Required work -
1. According to the article on Brazil and Venezuelan refugees, how many immigrants did Colombia receive in November?
2. Return the passage of the article on Brazil and Venezuelan refugees from "Venezuelan Elections" to "the summit anyway.", word for word.
3. For each statement, say yes or no depending on whether it agrees with the article on Brazil and Venezuelan refugees, and quote the words that decide it: (a) Brazil's government has declared a social emergency in Roraima. (b) Brazil intends to close its border with Venezuela. (c) Maduro said he would stay away from the Summit of the Americas.

Extract to read -
Brazil Won't Build A Wall to Stem Tide of Venezuelan Refugees

(Bloomberg) -- Brazil won’t close its doors on Venezuela even as it expects a surge in the number of immigrants fleeing from a deepening crisis in the neighboring country, Brazil’s foreign minister said.

Aloysio Nunes’s comments come as refugees continue to pour into Roraima, the Brazilian state bordering Venezuela, where tens of thousands have arrived over the past year. With the flow expected to rise, the government has declared a social emergency in the area.

"The situation is deteriorating," Nunes said in an interview in Bloomberg’s Brasilia office. "The causes, the hunger and the poverty, persist and have got worse."

On Thursday Brazil’s President Michel Temer signed a presidential decree authorizing funding to bolster security in Roraima and boost the humanitarian assistance available to refugees. With many begging on the streets, tension in the area is on the rise. Police in Boa Vista, the state capital, are looking for an arsonist who attacked a shelter for Venezuelan refugees earlier this month. Last week Colombia, which received 96,000 immigrants in November alone, tightened its border controls with Venezuela and sent over 2,000 troops to the area. But Brazil has no plans to close its border, no matter what.

"We’re not going to build a wall," Nunes said. "It’s a worrying situation, but it’s not yet chaos, it’s not yet a catastrophe."

Venezuelan Elections

As Venezuela’s political and economic crisis has deepened, the country has found itself increasingly isolated in the region. Its recent announcement of plans to hold presidential elections on April 22 elicited a rebuke from the so-called Lima Group and prompted Peru to withdraw its invitation to President Nicolas Maduro to attend this year’s Summit of the Americas. Maduro said on Thursday that he’d attend the summit anyway.

Dataset excerpts -
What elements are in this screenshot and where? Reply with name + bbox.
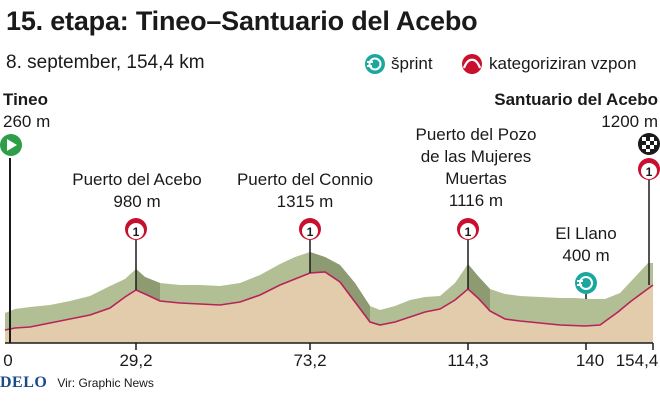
profile-top-band <box>5 252 653 330</box>
sprint-name: El Llano <box>555 224 617 243</box>
climb-category-icon: 1 <box>457 218 479 240</box>
profile-body <box>5 272 653 343</box>
km-label: 114,3 <box>447 351 489 370</box>
legend-climb-label: kategoriziran vzpon <box>489 54 637 73</box>
sprint-icon <box>365 54 385 74</box>
finish-label: Santuario del Acebo 1200 m <box>494 89 658 133</box>
climb-name: Puerto del Acebo <box>72 170 202 189</box>
km-label: 0 <box>3 351 13 370</box>
climb-elevation: 1116 m <box>448 191 504 210</box>
climb-category-icon: 1 <box>125 218 147 240</box>
sprint-marker-icon <box>575 272 597 294</box>
km-ticks <box>135 343 654 350</box>
km-label: 140 <box>575 351 605 370</box>
climb-label-acebo: Puerto del Acebo 980 m <box>72 169 201 213</box>
climb-name: Puerto del Pozo <box>415 125 537 144</box>
finish-name: Santuario del Acebo <box>494 90 658 109</box>
climb-icon <box>462 54 482 74</box>
start-label: Tineo 260 m <box>3 89 50 133</box>
legend-climb: kategoriziran vzpon <box>460 53 636 75</box>
climb-name: de las Mujeres <box>420 147 532 166</box>
delo-logo: DELO <box>0 374 48 391</box>
finish-elevation: 1200 m <box>601 112 658 131</box>
climb-label-connio: Puerto del Connio 1315 m <box>237 169 373 213</box>
climb-name: Puerto del Connio <box>236 170 374 189</box>
finish-checkered-flag-icon <box>638 133 660 155</box>
climb-elevation: 1315 m <box>276 192 334 211</box>
profile-line <box>4 271 654 331</box>
climb-label-pozo: Puerto del Pozo de las Mujeres Muertas 1… <box>416 124 537 212</box>
climb-elevation: 980 m <box>113 192 161 211</box>
climb-category-number: 1 <box>465 225 472 239</box>
climb-category-icon: 1 <box>299 218 321 240</box>
legend-sprint-label: šprint <box>391 54 433 73</box>
climb-name: Muertas <box>445 169 507 188</box>
source-credit: Vir: Graphic News <box>57 376 154 390</box>
footer: DELO Vir: Graphic News <box>0 374 154 392</box>
finish-category-number: 1 <box>646 165 653 179</box>
finish-climb-category-icon: 1 <box>638 158 660 180</box>
km-label: 29,2 <box>119 351 153 370</box>
start-name: Tineo <box>3 90 49 109</box>
legend-sprint: šprint <box>364 53 433 75</box>
sprint-elevation: 400 m <box>562 246 610 265</box>
profile-shade <box>136 269 160 301</box>
stage-date-distance: 8. september, 154,4 km <box>6 52 205 73</box>
km-label: 154,4 <box>615 351 659 370</box>
profile-shade <box>468 264 490 311</box>
start-elevation: 260 m <box>3 112 51 131</box>
profile-shade <box>310 252 370 322</box>
start-play-icon <box>0 134 22 156</box>
page-title: 15. etapa: Tineo–Santuario del Acebo <box>6 6 478 36</box>
km-label: 73,2 <box>293 351 327 370</box>
climb-category-number: 1 <box>307 225 314 239</box>
sprint-label-llano: El Llano 400 m <box>555 223 616 267</box>
climb-category-number: 1 <box>133 225 140 239</box>
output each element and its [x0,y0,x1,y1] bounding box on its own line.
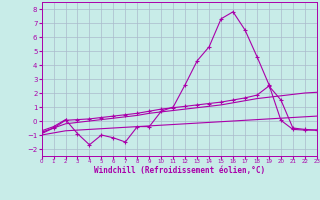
X-axis label: Windchill (Refroidissement éolien,°C): Windchill (Refroidissement éolien,°C) [94,166,265,175]
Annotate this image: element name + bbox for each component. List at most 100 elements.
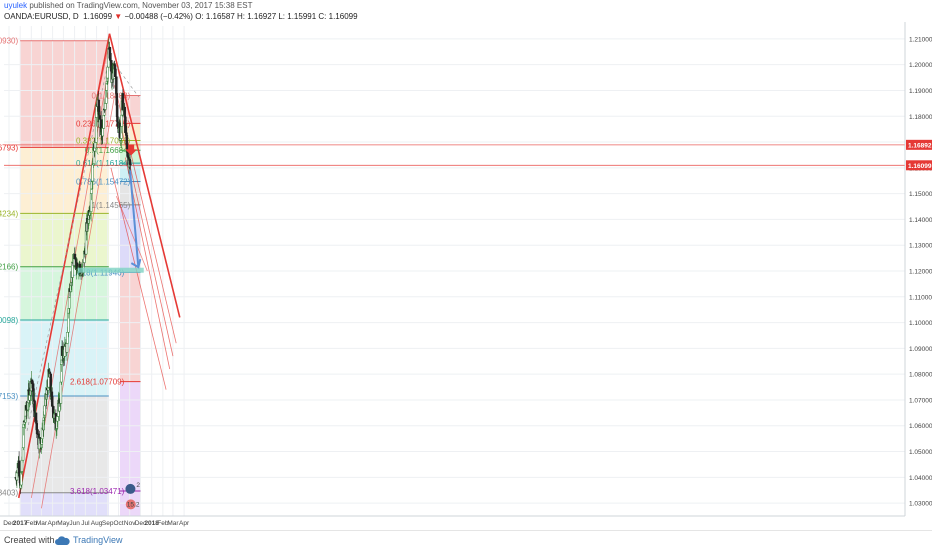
y-axis-panel	[905, 22, 932, 530]
x-tick-label: 2017	[13, 520, 28, 527]
candle-body	[128, 160, 132, 165]
x-tick-label: Sep	[102, 520, 114, 527]
candle-body	[67, 312, 70, 333]
calendar-event-label: 15.2	[127, 501, 140, 508]
y-tick-label: 1.04000	[909, 475, 932, 482]
price-tag	[906, 160, 932, 171]
candle-body	[124, 117, 127, 134]
y-tick-label: 1.09000	[909, 346, 932, 353]
candle	[114, 67, 117, 79]
candle-body	[21, 447, 25, 461]
candle-body	[56, 416, 59, 422]
fib1-level-label: 0(1.20930)	[0, 37, 18, 46]
fib2-zone	[119, 381, 141, 491]
candle-body	[47, 386, 50, 391]
y-tick-label: 1.19000	[909, 88, 932, 95]
tradingview-link[interactable]: TradingView	[73, 535, 123, 545]
candle-body	[88, 212, 91, 216]
downtrend-parallel	[115, 196, 148, 272]
candle-body	[87, 219, 90, 224]
y-tick-label: 1.08000	[909, 372, 932, 379]
y-tick-label: 1.12000	[909, 269, 932, 276]
fib2-level-label: 0(1.18803)	[92, 92, 131, 101]
x-tick-label: Mar	[36, 520, 48, 527]
candle-body	[93, 147, 97, 152]
candle-body	[108, 58, 112, 61]
candle-body	[40, 443, 43, 448]
candle-body	[30, 379, 34, 384]
candle-body	[31, 383, 35, 389]
x-tick-label: 2018	[144, 520, 159, 527]
candle-body	[43, 405, 46, 416]
cloud-icon	[54, 534, 70, 552]
candle-body	[106, 77, 109, 82]
calendar-event-icon[interactable]	[125, 499, 136, 510]
y-tick-label: 1.05000	[909, 449, 932, 456]
candle-body	[125, 135, 129, 145]
fib2-level-label: 1(1.14565)	[92, 201, 131, 210]
created-with-label: Created with	[4, 535, 55, 545]
x-axis-panel	[0, 516, 932, 530]
price-chart[interactable]: 0(1.20930) 0.236(1.16793) 0.382(1.14234) 0.…	[0, 22, 932, 530]
fib2-level-label: 3.618(1.03471)	[70, 487, 125, 496]
candles	[14, 38, 132, 494]
last-price: 1.16099	[83, 12, 113, 21]
candle-body	[59, 381, 63, 404]
y-tick-label: 1.20000	[909, 62, 932, 69]
price-tag-label: 1.16892	[908, 142, 932, 149]
price-tag-label: 1.16099	[908, 163, 932, 170]
forecast-arrow	[129, 170, 140, 268]
candle-body	[90, 181, 94, 190]
candle-body	[73, 253, 77, 259]
x-tick-label: Jul	[81, 520, 90, 527]
candle-body	[120, 114, 124, 127]
sell-signal-icon	[125, 144, 138, 156]
candle-body	[65, 343, 69, 353]
candle-body	[105, 90, 108, 104]
candle-body	[35, 423, 38, 431]
candle-body	[94, 117, 98, 143]
candle-body	[26, 402, 30, 411]
footer: Created with TradingView	[0, 530, 932, 550]
candle-body	[35, 429, 39, 435]
x-tick-label: Dec	[135, 520, 147, 527]
candle-body	[115, 76, 118, 94]
candle-body	[103, 103, 107, 110]
fib1-level-label: 0.618(1.10098)	[0, 316, 19, 325]
candle-body	[91, 164, 94, 182]
candle-body	[40, 438, 44, 445]
candle-body	[35, 420, 38, 424]
fib1-zone	[20, 40, 109, 148]
candle-body	[113, 65, 117, 70]
uptrend-parallel	[41, 95, 115, 509]
fib2-zone	[119, 272, 141, 382]
fib2-level-label: 0.786(1.15472)	[76, 177, 131, 186]
candle-body	[55, 420, 59, 429]
y-axis: 1.210001.200001.190001.180001.170001.160…	[904, 22, 932, 530]
fib2-level-label: 2.618(1.07709)	[70, 378, 125, 387]
publish-info: published on TradingView.com, November 0…	[29, 1, 253, 10]
y-tick-label: 1.13000	[909, 243, 932, 250]
fib1-level-label: 0.382(1.14234)	[0, 209, 19, 218]
author-link[interactable]: uyulek	[4, 1, 28, 10]
fib1-level-label: 0.5(1.12166)	[0, 263, 18, 272]
x-tick-label: Feb	[157, 520, 169, 527]
event-badge-icon[interactable]	[125, 483, 136, 494]
fib1-level-label: 1(1.03403)	[0, 489, 18, 498]
annotations: 215.2	[77, 144, 144, 510]
candle-body	[22, 427, 25, 448]
x-tick-label: Mar	[167, 520, 179, 527]
fib2-level-label: 0.382(1.17059)	[76, 137, 131, 146]
candle-body	[115, 93, 118, 106]
candle-body	[43, 414, 46, 419]
y-tick-label: 1.18000	[909, 114, 932, 121]
candle-body	[17, 460, 21, 474]
candle-body	[115, 104, 119, 117]
y-tick-label: 1.11000	[909, 294, 932, 301]
fib1-level-label: 0.236(1.16793)	[0, 143, 19, 152]
x-tick-label: Apr	[48, 520, 59, 527]
candle-body	[120, 126, 123, 139]
event-badge-count: 2	[136, 482, 140, 489]
candle-body	[59, 364, 63, 383]
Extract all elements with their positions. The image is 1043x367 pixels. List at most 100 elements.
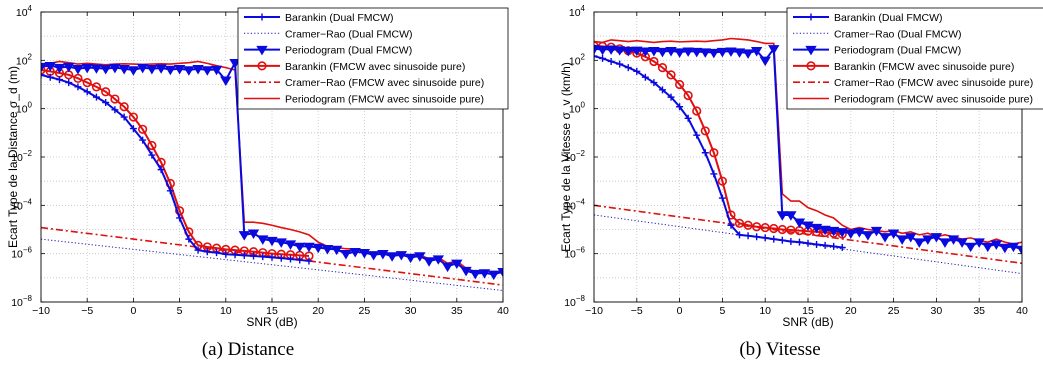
triangle-marker	[922, 235, 934, 245]
triangle-marker	[451, 259, 463, 270]
circle-marker	[119, 102, 129, 112]
triangle-marker	[939, 238, 951, 248]
y-axis-label: Ecart Type de la Distance σ_d (m)	[6, 66, 20, 248]
triangle-marker	[41, 62, 47, 73]
triangle-marker	[896, 235, 908, 245]
triangle-marker	[631, 46, 643, 57]
y-tick-label: 100	[16, 101, 33, 116]
x-tick-label: 20	[845, 305, 857, 317]
plus-marker	[46, 73, 54, 81]
triangle-marker	[810, 223, 823, 234]
circle-marker	[752, 222, 762, 232]
triangle-marker	[99, 65, 112, 75]
y-tick-label: 10−8	[11, 294, 32, 309]
y-tick-label: 10−4	[11, 197, 32, 212]
x-tick-label: 15	[802, 305, 814, 317]
triangle-marker	[238, 231, 250, 241]
plus-marker	[129, 125, 137, 133]
triangle-marker	[109, 63, 121, 74]
x-tick-label: 35	[451, 305, 463, 317]
circle-marker	[138, 124, 148, 134]
plus-marker	[830, 242, 838, 250]
legend-entry: Cramer−Rao (Dual FMCW)	[285, 28, 412, 40]
triangle-marker	[247, 229, 260, 240]
plus-marker	[594, 52, 598, 60]
y-axis-label: Ecart Type de la Vitesse σ_v (km/h)	[559, 62, 573, 252]
plus-marker	[804, 239, 812, 247]
triangle-marker	[367, 251, 380, 261]
triangle-marker	[673, 48, 686, 58]
x-tick-label: 20	[312, 305, 324, 317]
triangle-marker	[340, 249, 352, 260]
triangle-marker	[183, 66, 195, 76]
plus-marker	[74, 83, 82, 91]
triangle-marker	[836, 228, 848, 238]
triangle-marker	[733, 48, 746, 58]
plus-marker	[176, 214, 184, 222]
circle-marker	[709, 148, 719, 158]
triangle-marker	[173, 65, 186, 75]
triangle-marker	[136, 63, 149, 74]
plus-marker	[778, 236, 786, 244]
triangle-marker	[956, 238, 968, 248]
x-tick-label: 0	[677, 305, 683, 317]
plus-marker	[813, 240, 821, 248]
circle-marker	[717, 176, 728, 186]
triangle-marker	[819, 225, 831, 236]
triangle-marker	[716, 47, 729, 58]
triangle-marker	[613, 46, 626, 56]
y-tick-label: 104	[569, 4, 586, 19]
triangle-marker	[973, 238, 985, 248]
triangle-marker	[358, 248, 371, 259]
plus-marker	[676, 103, 684, 111]
y-tick-label: 102	[16, 52, 33, 67]
plus-marker	[838, 243, 846, 251]
triangle-marker	[146, 65, 158, 75]
plus-marker	[624, 64, 632, 72]
y-tick-label: 10−8	[564, 294, 585, 309]
legend-entry: Periodogram (Dual FMCW)	[834, 45, 961, 57]
triangle-marker	[303, 242, 315, 253]
plus-marker	[727, 221, 735, 229]
x-tick-label: 40	[497, 305, 509, 317]
triangle-marker	[256, 45, 268, 56]
triangle-marker	[759, 56, 771, 67]
triangle-marker	[1016, 245, 1022, 256]
y-tick-label: 10−4	[564, 197, 585, 212]
x-tick-label: 0	[130, 305, 136, 317]
series-line-3	[41, 68, 310, 258]
plus-marker	[761, 234, 769, 242]
plus-marker	[222, 250, 230, 258]
plus-marker	[599, 54, 607, 62]
triangle-marker	[330, 245, 343, 256]
circle-marker	[128, 112, 138, 122]
triangle-marker	[488, 270, 500, 281]
triangle-marker	[155, 64, 167, 74]
legend-entry: Barankin (Dual FMCW)	[834, 12, 943, 24]
triangle-marker	[192, 65, 204, 75]
x-axis-label: SNR (dB)	[782, 315, 833, 329]
x-tick-label: 30	[405, 305, 417, 317]
plus-marker	[102, 98, 110, 106]
plus-marker	[650, 79, 658, 87]
triangle-marker	[870, 226, 883, 237]
y-tick-label: 102	[569, 52, 586, 67]
circle-marker	[734, 218, 745, 228]
circle-marker	[73, 73, 83, 83]
triangle-marker	[63, 62, 75, 73]
triangle-marker	[879, 233, 891, 243]
triangle-marker	[930, 233, 943, 243]
plus-marker	[83, 88, 91, 96]
triangle-marker	[284, 240, 297, 250]
triangle-marker	[127, 66, 140, 76]
legend: Barankin (Dual FMCW) Cramer−Rao (Dual FMC…	[786, 7, 1043, 110]
plus-marker	[259, 253, 267, 261]
series-group	[41, 58, 503, 291]
plus-marker	[770, 235, 778, 243]
triangle-marker	[201, 66, 214, 76]
legend-entry: Barankin (FMCW avec sinusoide pure)	[285, 61, 465, 73]
plus-marker	[701, 149, 709, 157]
triangle-marker	[404, 253, 417, 264]
plus-marker	[166, 187, 174, 195]
plus-marker	[92, 93, 100, 101]
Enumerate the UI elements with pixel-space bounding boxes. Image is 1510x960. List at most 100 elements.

Answers below -
1. 96,000

2.
Venezuelan Elections

As Venezuela’s political and economic crisis has deepened, the country has found itself increasingly isolated in the region. Its recent announcement of plans to hold presidential elections on April 22 elicited a rebuke from the so-called Lima Group and prompted Peru to withdraw its invitation to President Nicolas Maduro to attend this year’s Summit of the Americas. Maduro said on Thursday that he’d attend the summit anyway.

3.
(a) Yes: "the government has declared a social emergency in the area."
(b) No: "But Brazil has no plans to close its border, no matter what."
(c) No: "Maduro said on Thursday that he’d attend the summit anyway."